Stored dataset items:
== == ==

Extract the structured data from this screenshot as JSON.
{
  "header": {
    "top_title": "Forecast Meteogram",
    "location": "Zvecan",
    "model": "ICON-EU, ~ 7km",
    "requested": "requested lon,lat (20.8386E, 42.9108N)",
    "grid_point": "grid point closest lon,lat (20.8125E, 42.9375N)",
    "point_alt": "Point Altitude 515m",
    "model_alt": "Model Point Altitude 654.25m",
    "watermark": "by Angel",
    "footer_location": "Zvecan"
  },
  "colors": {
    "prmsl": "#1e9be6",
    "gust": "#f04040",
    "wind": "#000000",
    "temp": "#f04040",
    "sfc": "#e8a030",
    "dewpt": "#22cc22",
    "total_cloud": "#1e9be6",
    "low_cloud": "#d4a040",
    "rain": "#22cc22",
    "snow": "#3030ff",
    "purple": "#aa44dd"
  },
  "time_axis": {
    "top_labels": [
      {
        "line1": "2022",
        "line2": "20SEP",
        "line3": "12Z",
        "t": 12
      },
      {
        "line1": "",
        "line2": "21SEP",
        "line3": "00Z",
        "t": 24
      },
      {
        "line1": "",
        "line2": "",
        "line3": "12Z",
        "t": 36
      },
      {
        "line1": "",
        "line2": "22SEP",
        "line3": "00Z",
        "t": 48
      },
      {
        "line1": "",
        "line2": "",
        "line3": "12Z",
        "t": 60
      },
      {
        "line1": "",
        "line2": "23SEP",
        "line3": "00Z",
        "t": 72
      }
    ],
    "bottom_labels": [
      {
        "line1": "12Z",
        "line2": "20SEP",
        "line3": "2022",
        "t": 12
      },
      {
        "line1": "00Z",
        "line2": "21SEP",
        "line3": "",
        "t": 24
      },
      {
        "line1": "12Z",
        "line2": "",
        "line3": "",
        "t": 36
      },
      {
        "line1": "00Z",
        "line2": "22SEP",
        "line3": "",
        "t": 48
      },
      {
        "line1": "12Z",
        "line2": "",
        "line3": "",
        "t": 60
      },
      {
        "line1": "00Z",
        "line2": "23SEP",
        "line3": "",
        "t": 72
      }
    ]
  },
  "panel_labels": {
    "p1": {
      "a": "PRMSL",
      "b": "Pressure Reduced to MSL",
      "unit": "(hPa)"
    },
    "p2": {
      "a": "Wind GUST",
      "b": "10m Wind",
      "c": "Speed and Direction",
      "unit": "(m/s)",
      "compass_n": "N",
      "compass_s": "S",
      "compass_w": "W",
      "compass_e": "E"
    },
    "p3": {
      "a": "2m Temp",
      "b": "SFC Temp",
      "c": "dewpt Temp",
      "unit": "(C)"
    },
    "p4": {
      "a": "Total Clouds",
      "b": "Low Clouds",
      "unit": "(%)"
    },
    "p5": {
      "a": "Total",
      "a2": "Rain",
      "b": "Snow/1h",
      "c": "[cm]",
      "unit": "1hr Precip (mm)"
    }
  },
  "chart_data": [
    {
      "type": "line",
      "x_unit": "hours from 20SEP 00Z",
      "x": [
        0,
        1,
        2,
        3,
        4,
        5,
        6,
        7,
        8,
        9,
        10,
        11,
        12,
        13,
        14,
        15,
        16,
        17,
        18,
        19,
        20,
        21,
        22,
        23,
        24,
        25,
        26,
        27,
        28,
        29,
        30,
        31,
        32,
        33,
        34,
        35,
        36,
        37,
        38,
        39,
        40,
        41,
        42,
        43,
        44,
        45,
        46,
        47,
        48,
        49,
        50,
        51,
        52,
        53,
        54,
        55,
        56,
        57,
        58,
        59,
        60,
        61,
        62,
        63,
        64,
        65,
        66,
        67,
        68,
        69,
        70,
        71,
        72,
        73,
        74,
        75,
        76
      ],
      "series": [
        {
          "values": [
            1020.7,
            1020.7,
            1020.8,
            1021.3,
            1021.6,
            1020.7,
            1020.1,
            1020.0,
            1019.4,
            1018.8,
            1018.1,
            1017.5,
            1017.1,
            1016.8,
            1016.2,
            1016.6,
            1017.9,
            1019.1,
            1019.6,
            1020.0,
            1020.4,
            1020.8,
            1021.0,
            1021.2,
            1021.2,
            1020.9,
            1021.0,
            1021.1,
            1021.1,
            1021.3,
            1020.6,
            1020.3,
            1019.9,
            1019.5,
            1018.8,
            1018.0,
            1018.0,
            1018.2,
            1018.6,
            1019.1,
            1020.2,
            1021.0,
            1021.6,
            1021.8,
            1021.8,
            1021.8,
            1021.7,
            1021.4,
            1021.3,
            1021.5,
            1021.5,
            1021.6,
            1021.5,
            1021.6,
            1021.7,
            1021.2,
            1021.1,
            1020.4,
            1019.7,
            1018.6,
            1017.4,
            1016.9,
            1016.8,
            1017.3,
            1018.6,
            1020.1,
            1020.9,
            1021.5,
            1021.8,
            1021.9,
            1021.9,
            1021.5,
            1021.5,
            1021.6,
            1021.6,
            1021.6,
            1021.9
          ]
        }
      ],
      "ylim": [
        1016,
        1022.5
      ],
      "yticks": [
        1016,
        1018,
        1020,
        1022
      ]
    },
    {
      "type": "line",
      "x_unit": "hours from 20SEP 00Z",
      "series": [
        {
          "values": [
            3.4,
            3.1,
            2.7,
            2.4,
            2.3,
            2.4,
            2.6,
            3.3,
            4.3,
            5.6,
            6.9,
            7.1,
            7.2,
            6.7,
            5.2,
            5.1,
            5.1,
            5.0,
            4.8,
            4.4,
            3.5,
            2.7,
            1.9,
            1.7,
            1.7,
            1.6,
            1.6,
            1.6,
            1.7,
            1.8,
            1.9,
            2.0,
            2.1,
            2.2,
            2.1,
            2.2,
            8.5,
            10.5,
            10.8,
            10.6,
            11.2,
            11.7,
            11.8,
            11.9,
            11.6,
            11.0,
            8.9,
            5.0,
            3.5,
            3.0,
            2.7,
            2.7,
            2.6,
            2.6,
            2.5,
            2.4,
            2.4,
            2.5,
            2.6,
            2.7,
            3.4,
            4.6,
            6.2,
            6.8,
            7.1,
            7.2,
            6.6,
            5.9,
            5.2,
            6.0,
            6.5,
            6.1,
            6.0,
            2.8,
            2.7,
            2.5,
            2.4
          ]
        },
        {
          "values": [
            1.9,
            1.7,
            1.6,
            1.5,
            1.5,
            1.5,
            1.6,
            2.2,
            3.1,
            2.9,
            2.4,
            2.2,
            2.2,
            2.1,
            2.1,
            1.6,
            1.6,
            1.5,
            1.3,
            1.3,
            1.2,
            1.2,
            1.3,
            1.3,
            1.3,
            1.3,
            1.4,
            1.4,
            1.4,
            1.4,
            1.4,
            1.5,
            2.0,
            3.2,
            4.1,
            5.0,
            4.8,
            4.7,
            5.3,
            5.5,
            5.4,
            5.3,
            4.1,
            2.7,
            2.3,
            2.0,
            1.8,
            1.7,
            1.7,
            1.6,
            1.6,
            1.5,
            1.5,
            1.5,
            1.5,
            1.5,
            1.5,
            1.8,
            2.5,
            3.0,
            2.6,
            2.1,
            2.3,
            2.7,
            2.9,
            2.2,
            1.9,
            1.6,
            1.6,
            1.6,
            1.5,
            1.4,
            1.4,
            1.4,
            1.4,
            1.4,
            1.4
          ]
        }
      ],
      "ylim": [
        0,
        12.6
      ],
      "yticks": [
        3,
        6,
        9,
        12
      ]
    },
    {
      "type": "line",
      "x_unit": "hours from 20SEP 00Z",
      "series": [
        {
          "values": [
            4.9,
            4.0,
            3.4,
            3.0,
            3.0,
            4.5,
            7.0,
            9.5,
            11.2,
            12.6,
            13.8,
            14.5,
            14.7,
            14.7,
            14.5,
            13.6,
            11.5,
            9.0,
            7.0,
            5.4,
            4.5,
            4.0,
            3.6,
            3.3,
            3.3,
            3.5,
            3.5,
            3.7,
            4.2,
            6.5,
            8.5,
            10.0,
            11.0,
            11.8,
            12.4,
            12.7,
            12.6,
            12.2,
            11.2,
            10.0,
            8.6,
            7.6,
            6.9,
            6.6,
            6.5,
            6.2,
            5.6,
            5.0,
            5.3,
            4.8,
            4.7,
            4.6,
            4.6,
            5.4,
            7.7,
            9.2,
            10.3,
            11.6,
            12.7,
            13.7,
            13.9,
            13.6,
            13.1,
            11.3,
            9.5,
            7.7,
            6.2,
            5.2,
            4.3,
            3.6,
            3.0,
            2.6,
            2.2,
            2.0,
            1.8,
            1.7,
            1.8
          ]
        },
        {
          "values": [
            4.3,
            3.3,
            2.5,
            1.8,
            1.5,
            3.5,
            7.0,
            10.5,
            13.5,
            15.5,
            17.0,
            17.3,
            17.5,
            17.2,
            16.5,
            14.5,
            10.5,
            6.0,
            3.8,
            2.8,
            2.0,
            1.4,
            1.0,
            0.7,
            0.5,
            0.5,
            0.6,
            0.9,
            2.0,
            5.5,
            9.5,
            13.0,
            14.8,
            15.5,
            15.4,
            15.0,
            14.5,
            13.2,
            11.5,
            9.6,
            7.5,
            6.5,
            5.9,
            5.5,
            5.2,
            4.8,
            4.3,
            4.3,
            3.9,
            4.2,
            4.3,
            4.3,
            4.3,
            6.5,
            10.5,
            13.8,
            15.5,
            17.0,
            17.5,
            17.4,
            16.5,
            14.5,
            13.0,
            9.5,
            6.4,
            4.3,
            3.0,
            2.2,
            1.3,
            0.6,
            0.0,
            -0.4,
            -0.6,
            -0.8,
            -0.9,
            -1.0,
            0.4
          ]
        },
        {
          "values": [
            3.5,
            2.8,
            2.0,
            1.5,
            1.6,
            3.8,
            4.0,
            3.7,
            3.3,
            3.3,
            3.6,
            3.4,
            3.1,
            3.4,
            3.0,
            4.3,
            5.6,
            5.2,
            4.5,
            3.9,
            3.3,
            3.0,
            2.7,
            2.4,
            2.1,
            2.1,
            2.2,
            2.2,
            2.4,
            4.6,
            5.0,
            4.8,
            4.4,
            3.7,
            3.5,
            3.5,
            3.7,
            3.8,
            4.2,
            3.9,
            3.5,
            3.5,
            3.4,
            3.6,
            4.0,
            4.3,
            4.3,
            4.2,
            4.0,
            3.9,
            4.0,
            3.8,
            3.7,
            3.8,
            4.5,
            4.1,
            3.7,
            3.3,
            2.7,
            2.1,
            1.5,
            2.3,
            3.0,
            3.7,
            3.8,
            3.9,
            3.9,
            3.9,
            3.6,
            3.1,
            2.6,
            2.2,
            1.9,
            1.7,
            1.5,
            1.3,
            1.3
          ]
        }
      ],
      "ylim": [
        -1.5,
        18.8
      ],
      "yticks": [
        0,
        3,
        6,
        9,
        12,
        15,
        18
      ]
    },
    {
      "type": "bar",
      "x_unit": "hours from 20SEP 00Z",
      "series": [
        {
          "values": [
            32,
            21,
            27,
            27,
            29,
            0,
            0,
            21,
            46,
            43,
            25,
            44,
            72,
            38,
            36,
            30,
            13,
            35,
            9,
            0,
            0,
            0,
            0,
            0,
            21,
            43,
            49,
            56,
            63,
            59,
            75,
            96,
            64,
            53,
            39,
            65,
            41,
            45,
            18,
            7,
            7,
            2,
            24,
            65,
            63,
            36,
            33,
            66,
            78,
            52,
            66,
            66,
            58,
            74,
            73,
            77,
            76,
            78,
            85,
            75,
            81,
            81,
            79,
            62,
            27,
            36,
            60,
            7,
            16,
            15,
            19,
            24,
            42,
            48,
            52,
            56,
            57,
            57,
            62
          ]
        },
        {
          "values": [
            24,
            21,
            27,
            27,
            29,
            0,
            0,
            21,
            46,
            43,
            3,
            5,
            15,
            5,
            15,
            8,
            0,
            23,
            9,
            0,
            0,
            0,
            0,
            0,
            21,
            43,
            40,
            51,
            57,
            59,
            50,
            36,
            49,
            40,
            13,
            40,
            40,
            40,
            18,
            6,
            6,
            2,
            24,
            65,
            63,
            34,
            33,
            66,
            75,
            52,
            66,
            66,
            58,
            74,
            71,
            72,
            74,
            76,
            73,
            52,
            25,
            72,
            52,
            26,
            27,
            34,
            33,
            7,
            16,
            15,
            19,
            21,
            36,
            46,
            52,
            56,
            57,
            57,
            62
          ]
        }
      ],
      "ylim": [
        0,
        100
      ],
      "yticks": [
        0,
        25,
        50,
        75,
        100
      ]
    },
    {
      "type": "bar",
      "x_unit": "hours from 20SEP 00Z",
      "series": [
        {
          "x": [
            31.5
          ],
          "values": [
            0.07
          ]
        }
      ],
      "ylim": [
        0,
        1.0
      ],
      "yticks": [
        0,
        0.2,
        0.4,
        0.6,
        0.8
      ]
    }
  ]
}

== == ==

● **INSTRUCTION**: Find the string "Zvecan" in the records, then copy each line where it occurs.

● **ANSWER IN FULL**:
    "location": "Zvecan",
    "footer_location": "Zvecan"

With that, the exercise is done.